- [Directive]: In the data below, find each line containing the string "name" and return it.

- [Task material]:
════════

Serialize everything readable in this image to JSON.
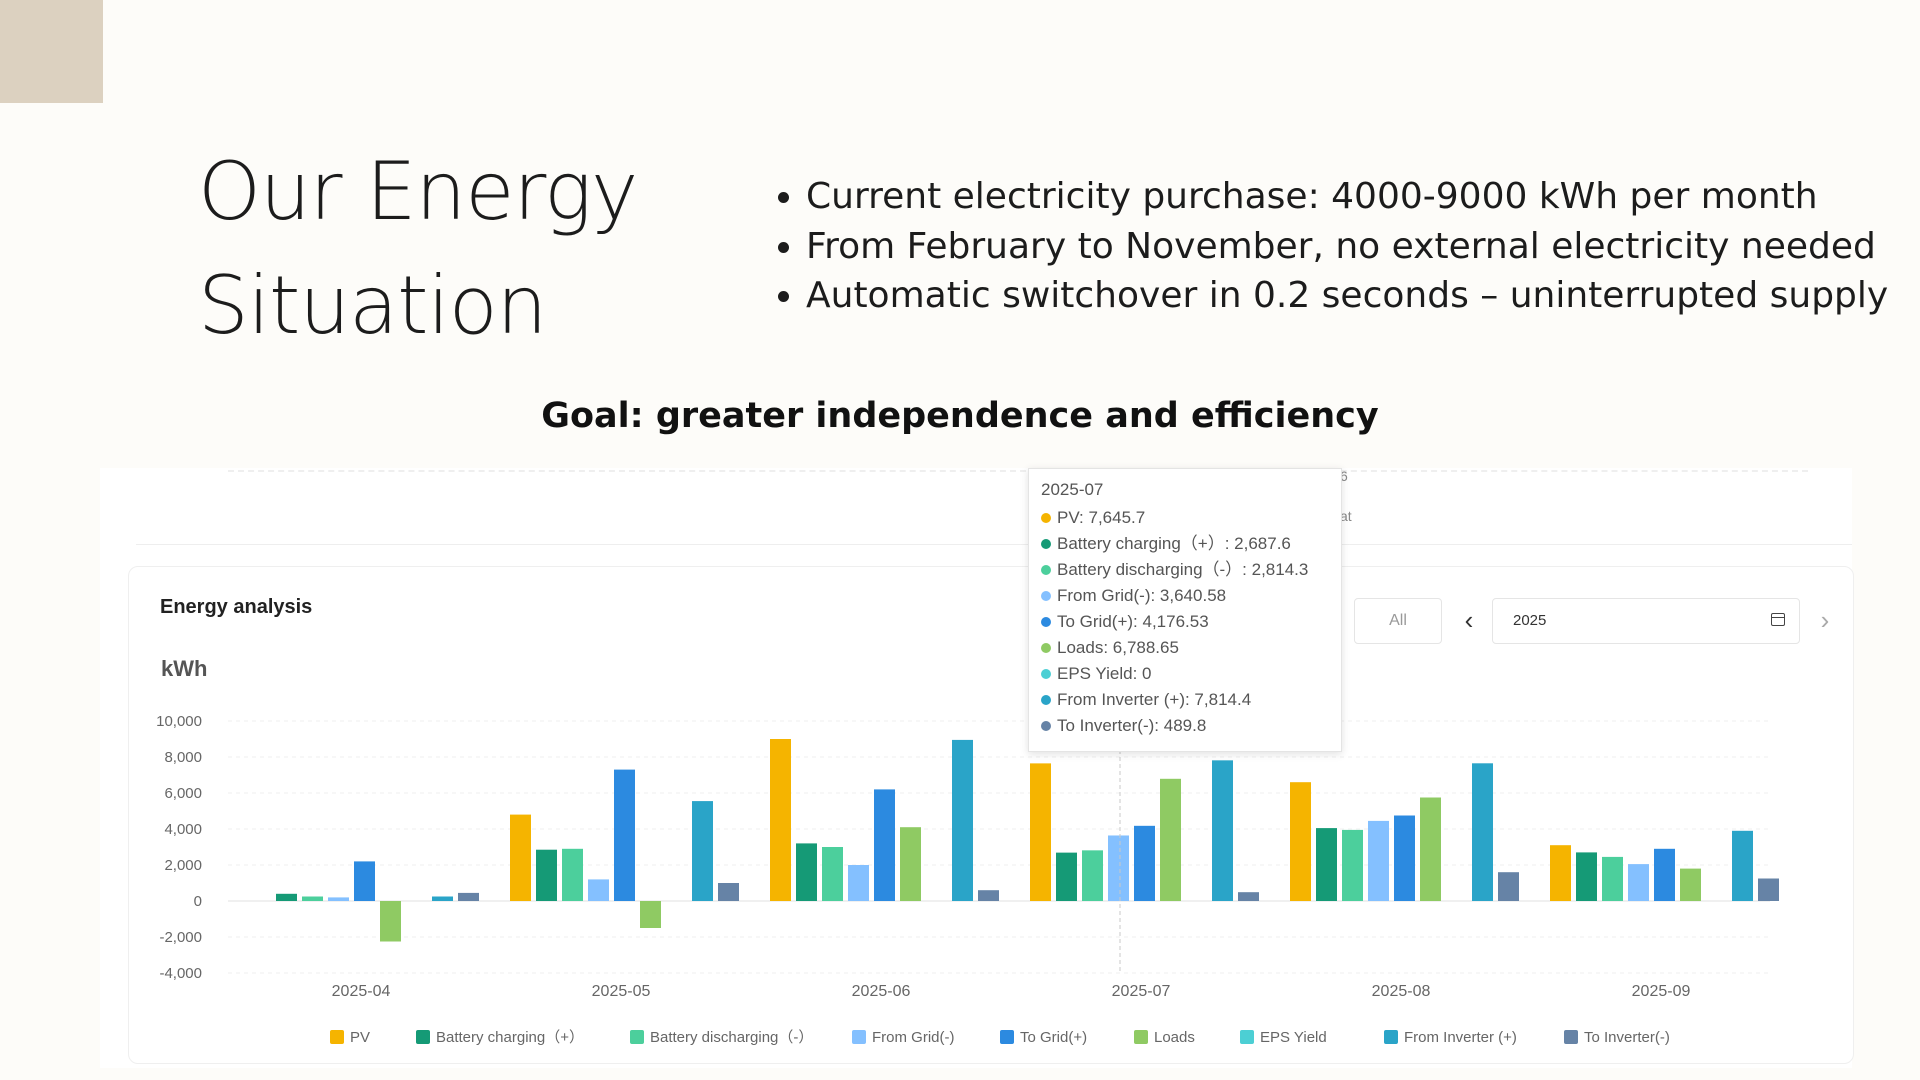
{
  "slide": {
    "title": "Our Energy Situation",
    "bullets": [
      "Current electricity purchase: 4000-9000 kWh per month",
      "From February to November, no external electricity needed",
      "Automatic switchover in 0.2 seconds – uninterrupted supply"
    ],
    "goal": "Goal: greater independence and efficiency",
    "accent_color": "#dcd1c0"
  },
  "app": {
    "card_title": "Energy analysis",
    "unit": "kWh",
    "range_button": "All",
    "prev_icon": "chevron-left-icon",
    "next_icon": "chevron-right-icon",
    "calendar_icon": "calendar-icon",
    "date_value": "2025",
    "prev_label": "‹",
    "next_label": "›",
    "peek_text_1": "6",
    "peek_text_2": "at"
  },
  "tooltip": {
    "title": "2025-07",
    "rows": [
      {
        "label": "PV: 7,645.7",
        "color": "#f5b400"
      },
      {
        "label": "Battery charging（+）: 2,687.6",
        "color": "#159a76"
      },
      {
        "label": "Battery discharging（-）: 2,814.3",
        "color": "#4ccf9c"
      },
      {
        "label": "From Grid(-): 3,640.58",
        "color": "#84c0ff"
      },
      {
        "label": "To Grid(+): 4,176.53",
        "color": "#2c8ae0"
      },
      {
        "label": "Loads: 6,788.65",
        "color": "#8fca63"
      },
      {
        "label": "EPS Yield: 0",
        "color": "#4ccfd4"
      },
      {
        "label": "From Inverter (+): 7,814.4",
        "color": "#2aa4c8"
      },
      {
        "label": "To Inverter(-): 489.8",
        "color": "#6683a6"
      }
    ]
  },
  "chart_data": {
    "type": "bar",
    "ylabel": "kWh",
    "ylim": [
      -4000,
      10000
    ],
    "yticks": [
      "10,000",
      "8,000",
      "6,000",
      "4,000",
      "2,000",
      "0",
      "-2,000",
      "-4,000"
    ],
    "categories": [
      "2025-04",
      "2025-05",
      "2025-06",
      "2025-07",
      "2025-08",
      "2025-09"
    ],
    "legend_position": "bottom",
    "series": [
      {
        "name": "PV",
        "color": "#f5b400",
        "values": [
          0,
          4800,
          9000,
          7645.7,
          6600,
          3100
        ]
      },
      {
        "name": "Battery charging（+）",
        "color": "#159a76",
        "values": [
          400,
          2850,
          3200,
          2687.6,
          4050,
          2700
        ]
      },
      {
        "name": "Battery discharging（-）",
        "color": "#4ccf9c",
        "values": [
          250,
          2900,
          3000,
          2814.3,
          3950,
          2450
        ]
      },
      {
        "name": "From Grid(-)",
        "color": "#84c0ff",
        "values": [
          200,
          1200,
          2000,
          3640.58,
          4450,
          2050
        ]
      },
      {
        "name": "To Grid(+)",
        "color": "#2c8ae0",
        "values": [
          2200,
          7300,
          6200,
          4176.53,
          4750,
          2900
        ]
      },
      {
        "name": "Loads",
        "color": "#8fca63",
        "values": [
          -2250,
          -1500,
          4100,
          6788.65,
          5750,
          1800
        ]
      },
      {
        "name": "EPS Yield",
        "color": "#4ccfd4",
        "values": [
          0,
          0,
          0,
          0,
          0,
          0
        ]
      },
      {
        "name": "From Inverter (+)",
        "color": "#2aa4c8",
        "values": [
          250,
          5550,
          8950,
          7814.4,
          7650,
          3900
        ]
      },
      {
        "name": "To Inverter(-)",
        "color": "#6683a6",
        "values": [
          450,
          1000,
          600,
          489.8,
          1600,
          1250
        ]
      }
    ]
  }
}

════════

- [Solution to this exercise]:
        "name": "PV",
        "name": "Battery charging（+）",
        "name": "Battery discharging（-）",
        "name": "From Grid(-)",
        "name": "To Grid(+)",
        "name": "Loads",
        "name": "EPS Yield",
        "name": "From Inverter (+)",
        "name": "To Inverter(-)",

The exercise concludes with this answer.